▶ [Task input]
-=-=-

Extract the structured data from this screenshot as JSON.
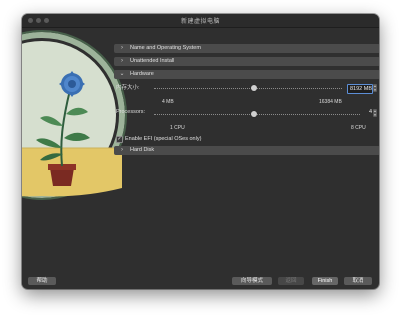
{
  "window": {
    "title": "新建虚拟电脑"
  },
  "sections": {
    "name_os": "Name and Operating System",
    "unattended": "Unattended Install",
    "hardware": "Hardware",
    "hard_disk": "Hard Disk"
  },
  "hardware": {
    "memory_label": "内存大小:",
    "memory_value": "8192 MB",
    "memory_min": "4 MB",
    "memory_max": "16384 MB",
    "processors_label": "Processors:",
    "processors_value": "4",
    "processors_min": "1 CPU",
    "processors_max": "8 CPU",
    "efi_label": "Enable EFI (special OSes only)",
    "efi_checked": true
  },
  "buttons": {
    "help": "帮助",
    "expert_mode": "向导模式",
    "back": "返回",
    "finish": "Finish",
    "cancel": "取消"
  },
  "icons": {
    "section_collapsed": "chevron-right-icon",
    "section_expanded": "chevron-down-icon",
    "checkmark": "check-icon"
  }
}
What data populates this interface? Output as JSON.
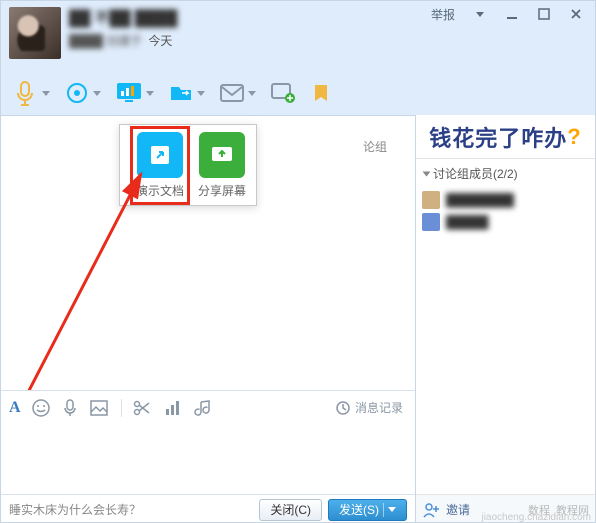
{
  "header": {
    "title_blurred": "██ 不██ ████",
    "subtitle_blurred": "████ 创建于",
    "subtitle_clear": "今天",
    "report_label": "举报"
  },
  "toolbar": {
    "icons": [
      "voice-icon",
      "video-icon",
      "screen-share-icon",
      "send-file-icon",
      "mail-icon",
      "add-app-icon",
      "favorite-icon"
    ]
  },
  "chat": {
    "banner_text": "论组",
    "popup": {
      "item1_label": "演示文档",
      "item2_label": "分享屏幕"
    }
  },
  "editbar": {
    "font_label": "A",
    "history_label": "消息记录"
  },
  "bottom": {
    "hint": "睡实木床为什么会长寿？",
    "close_label": "关闭(C)",
    "send_label": "发送(S)"
  },
  "right": {
    "promo_text": "钱花完了咋办",
    "promo_q": "?",
    "members_header": "讨论组成员(2/2)",
    "members": [
      {
        "name_blurred": "████████"
      },
      {
        "name_blurred": "█████"
      }
    ],
    "invite_label": "邀请",
    "watermark_a": "数程",
    "watermark_b": "教程网",
    "source": "jiaocheng.chazidian.com"
  }
}
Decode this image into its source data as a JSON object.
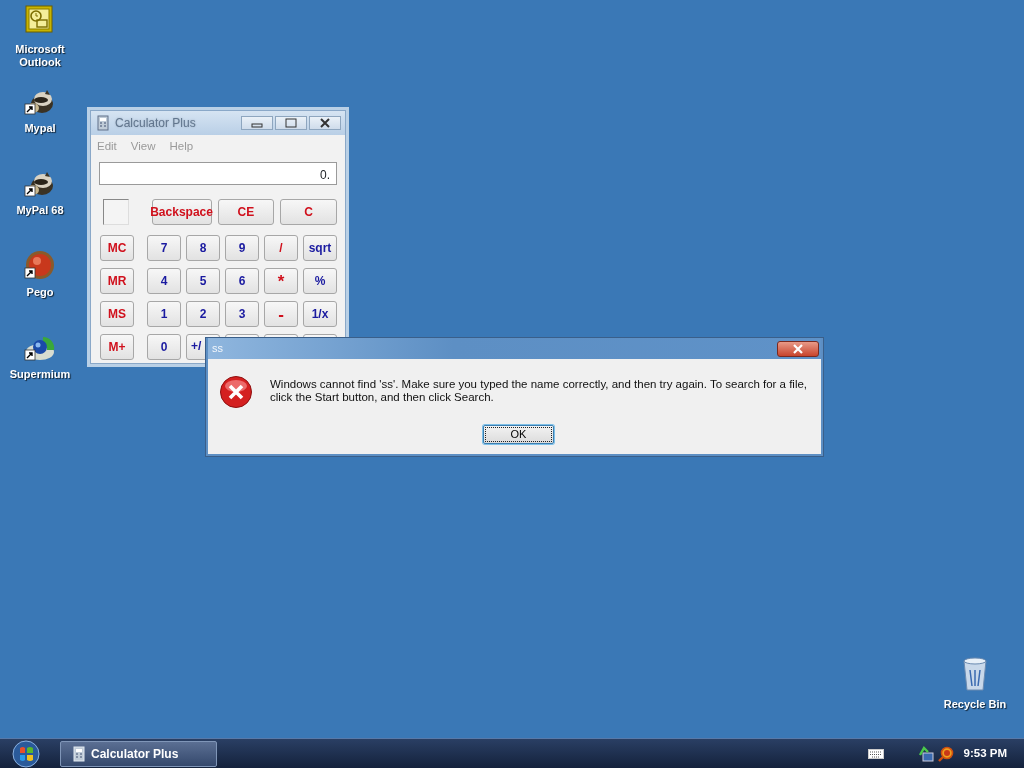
{
  "desktop_icons": [
    {
      "label": "Microsoft Outlook",
      "kind": "outlook",
      "shortcut": false
    },
    {
      "label": "Mypal",
      "kind": "animal",
      "shortcut": true
    },
    {
      "label": "MyPal 68",
      "kind": "animal",
      "shortcut": true
    },
    {
      "label": "Pego",
      "kind": "ball",
      "shortcut": true
    },
    {
      "label": "Supermium",
      "kind": "globe",
      "shortcut": true
    }
  ],
  "recycle_bin": {
    "label": "Recycle Bin"
  },
  "calculator": {
    "title": "Calculator Plus",
    "active": false,
    "menu": [
      "Edit",
      "View",
      "Help"
    ],
    "display": "0.",
    "top_keys": [
      {
        "label": "Backspace",
        "color": "#d0101c"
      },
      {
        "label": "CE",
        "color": "#d0101c"
      },
      {
        "label": "C",
        "color": "#d0101c"
      }
    ],
    "keys": [
      [
        {
          "label": "MC",
          "color": "#d0101c"
        },
        {
          "label": "7",
          "color": "#1a1aa0"
        },
        {
          "label": "8",
          "color": "#1a1aa0"
        },
        {
          "label": "9",
          "color": "#1a1aa0"
        },
        {
          "label": "/",
          "color": "#d0101c"
        },
        {
          "label": "sqrt",
          "color": "#1a1aa0"
        }
      ],
      [
        {
          "label": "MR",
          "color": "#d0101c"
        },
        {
          "label": "4",
          "color": "#1a1aa0"
        },
        {
          "label": "5",
          "color": "#1a1aa0"
        },
        {
          "label": "6",
          "color": "#1a1aa0"
        },
        {
          "label": "*",
          "color": "#d0101c"
        },
        {
          "label": "%",
          "color": "#1a1aa0"
        }
      ],
      [
        {
          "label": "MS",
          "color": "#d0101c"
        },
        {
          "label": "1",
          "color": "#1a1aa0"
        },
        {
          "label": "2",
          "color": "#1a1aa0"
        },
        {
          "label": "3",
          "color": "#1a1aa0"
        },
        {
          "label": "-",
          "color": "#d0101c"
        },
        {
          "label": "1/x",
          "color": "#1a1aa0"
        }
      ],
      [
        {
          "label": "M+",
          "color": "#d0101c"
        },
        {
          "label": "0",
          "color": "#1a1aa0"
        },
        {
          "label": "+/",
          "color": "#1a1aa0"
        }
      ]
    ]
  },
  "dialog": {
    "title": "ss",
    "message": "Windows cannot find 'ss'. Make sure you typed the name correctly, and then try again. To search for a file, click the Start button, and then click Search.",
    "buttons": [
      {
        "label": "OK",
        "focused": true
      }
    ]
  },
  "taskbar": {
    "tasks": [
      {
        "label": "Calculator Plus",
        "selected": false
      }
    ],
    "clock": "9:53 PM"
  }
}
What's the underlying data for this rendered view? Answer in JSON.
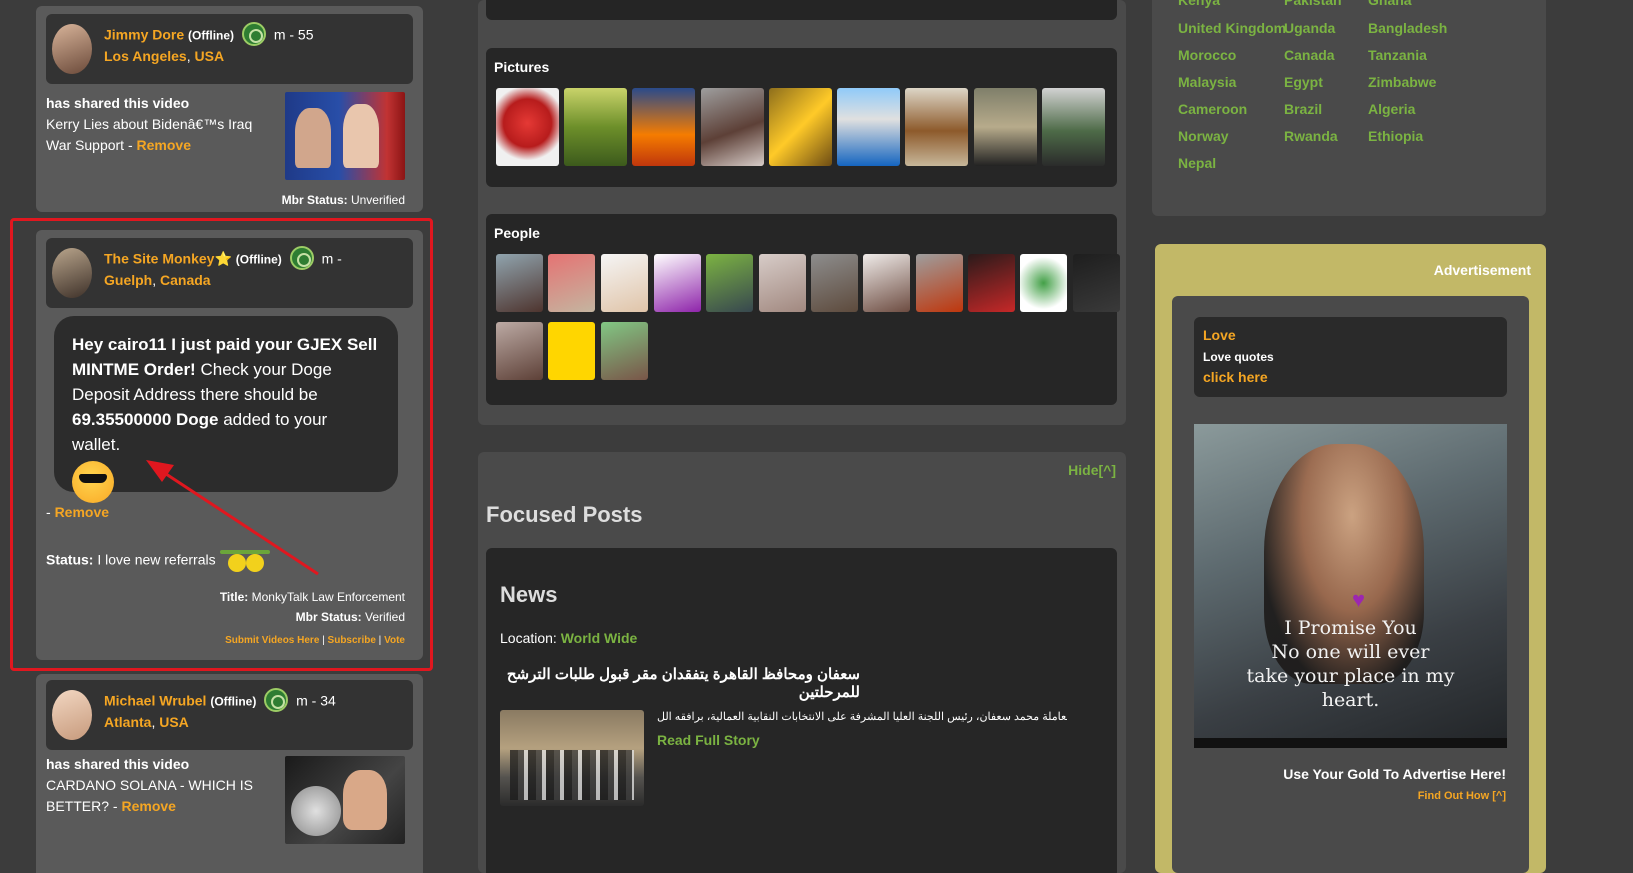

-=-=-

▶ [What is asked] State how many lines of the data include the word "JSON", with nothing else.

▶ [Completed exercise] 4